_What is asked_: Go through the records below line by line, counting those that contain the word "text"; answer with the count only.
--- START ---
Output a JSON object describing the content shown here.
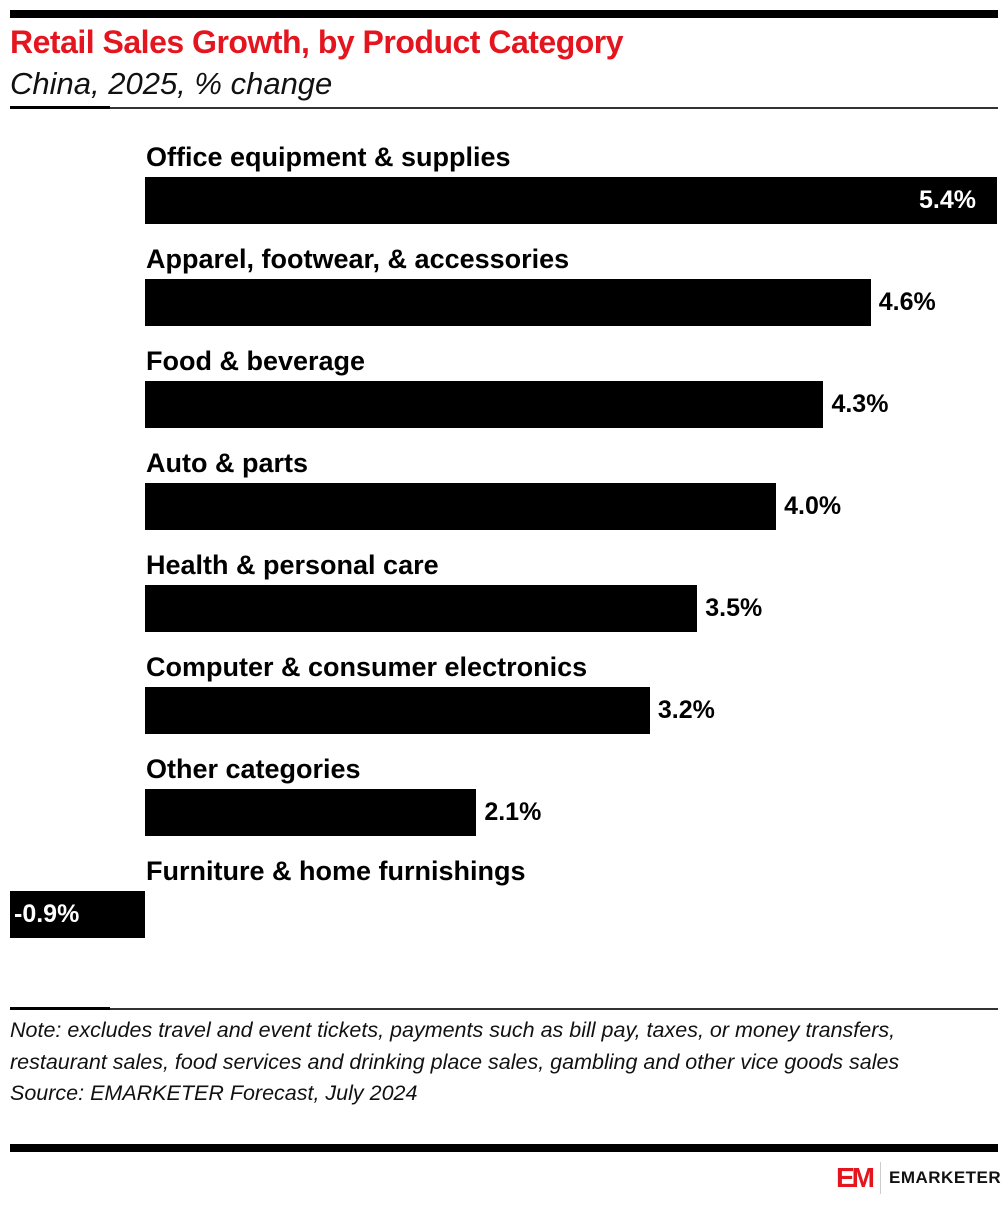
{
  "title": "Retail Sales Growth, by Product Category",
  "subtitle": "China, 2025, % change",
  "chart_data": {
    "type": "bar",
    "orientation": "horizontal",
    "title": "Retail Sales Growth, by Product Category",
    "subtitle": "China, 2025, % change",
    "categories": [
      "Office equipment & supplies",
      "Apparel, footwear, & accessories",
      "Food & beverage",
      "Auto & parts",
      "Health & personal care",
      "Computer & consumer electronics",
      "Other categories",
      "Furniture & home furnishings"
    ],
    "values": [
      5.4,
      4.6,
      4.3,
      4.0,
      3.5,
      3.2,
      2.1,
      -0.9
    ],
    "labels": [
      "5.4%",
      "4.6%",
      "4.3%",
      "4.0%",
      "3.5%",
      "3.2%",
      "2.1%",
      "-0.9%"
    ],
    "bar_color": "#000000",
    "grid": false
  },
  "note": "Note: excludes travel and event tickets, payments such as bill pay, taxes, or money transfers, restaurant sales, food services and drinking place sales, gambling and other vice goods sales",
  "source": "Source: EMARKETER Forecast, July 2024",
  "logo": {
    "mark": "EM",
    "text": "EMARKETER",
    "color": "#e4151f"
  }
}
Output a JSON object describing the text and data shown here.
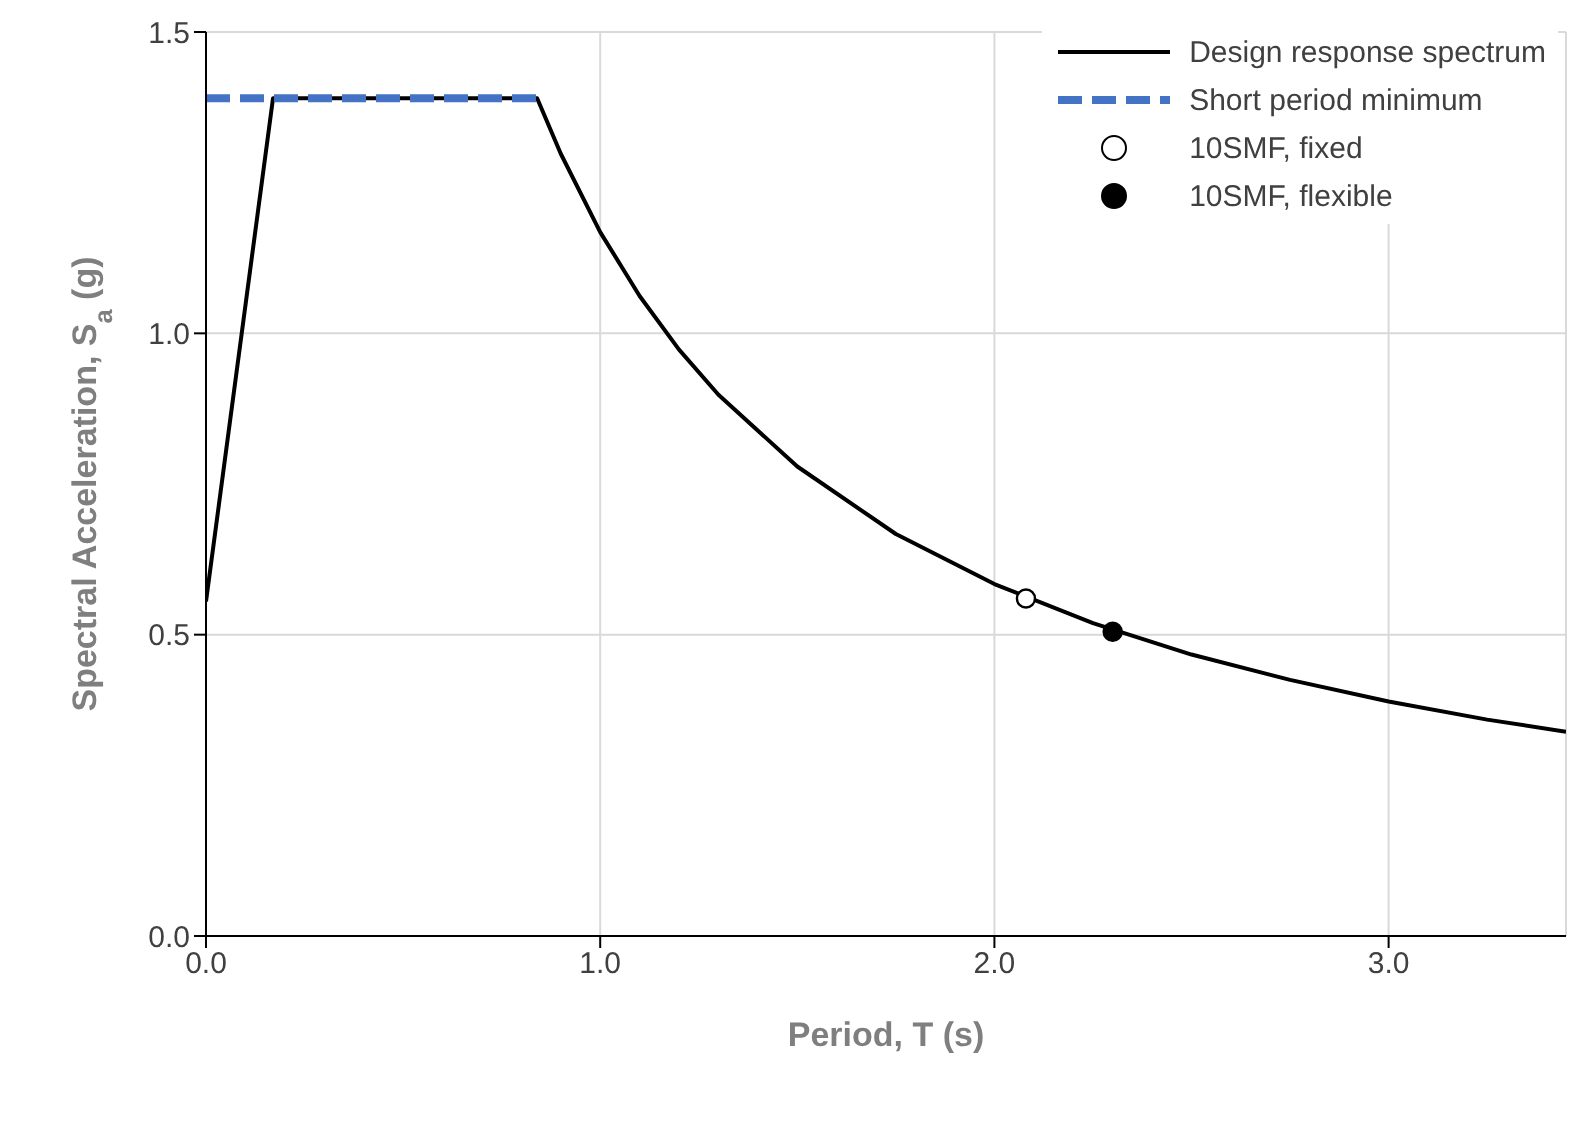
{
  "chart_data": {
    "type": "line",
    "xlabel": "Period, T (s)",
    "ylabel": "Spectral Acceleration, S$_{a}$ (g)",
    "xlim": [
      0,
      3.45
    ],
    "ylim": [
      0,
      1.5
    ],
    "xticks": [
      {
        "value": 0,
        "label": "0.0"
      },
      {
        "value": 1,
        "label": "1.0"
      },
      {
        "value": 2,
        "label": "2.0"
      },
      {
        "value": 3,
        "label": "3.0"
      }
    ],
    "yticks": [
      {
        "value": 0,
        "label": "0.0"
      },
      {
        "value": 0.5,
        "label": "0.5"
      },
      {
        "value": 1,
        "label": "1.0"
      },
      {
        "value": 1.5,
        "label": "1.5"
      }
    ],
    "grid": true,
    "legend": "top right",
    "series": [
      {
        "name": "Design response spectrum",
        "type": "line",
        "color": "#000000",
        "line_style": "solid",
        "marker": "none",
        "x": [
          0,
          0.17,
          0.84,
          0.9,
          1.0,
          1.1,
          1.2,
          1.3,
          1.5,
          1.75,
          2.0,
          2.25,
          2.5,
          2.75,
          3.0,
          3.25,
          3.45
        ],
        "values": [
          0.555,
          1.39,
          1.39,
          1.298,
          1.168,
          1.062,
          0.973,
          0.898,
          0.779,
          0.667,
          0.584,
          0.519,
          0.467,
          0.425,
          0.389,
          0.359,
          0.339
        ]
      },
      {
        "name": "Short period minimum",
        "type": "line",
        "color": "#4472c4",
        "line_style": "dashed",
        "marker": "none",
        "x": [
          0,
          0.84
        ],
        "values": [
          1.39,
          1.39
        ]
      },
      {
        "name": "10SMF, fixed",
        "type": "scatter",
        "color": "#ffffff",
        "marker": "circle",
        "x": [
          2.08
        ],
        "values": [
          0.56
        ]
      },
      {
        "name": "10SMF, flexible",
        "type": "scatter",
        "color": "#000000",
        "marker": "circle",
        "x": [
          2.3
        ],
        "values": [
          0.505
        ]
      }
    ]
  }
}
--- END ---
_Response below_: 2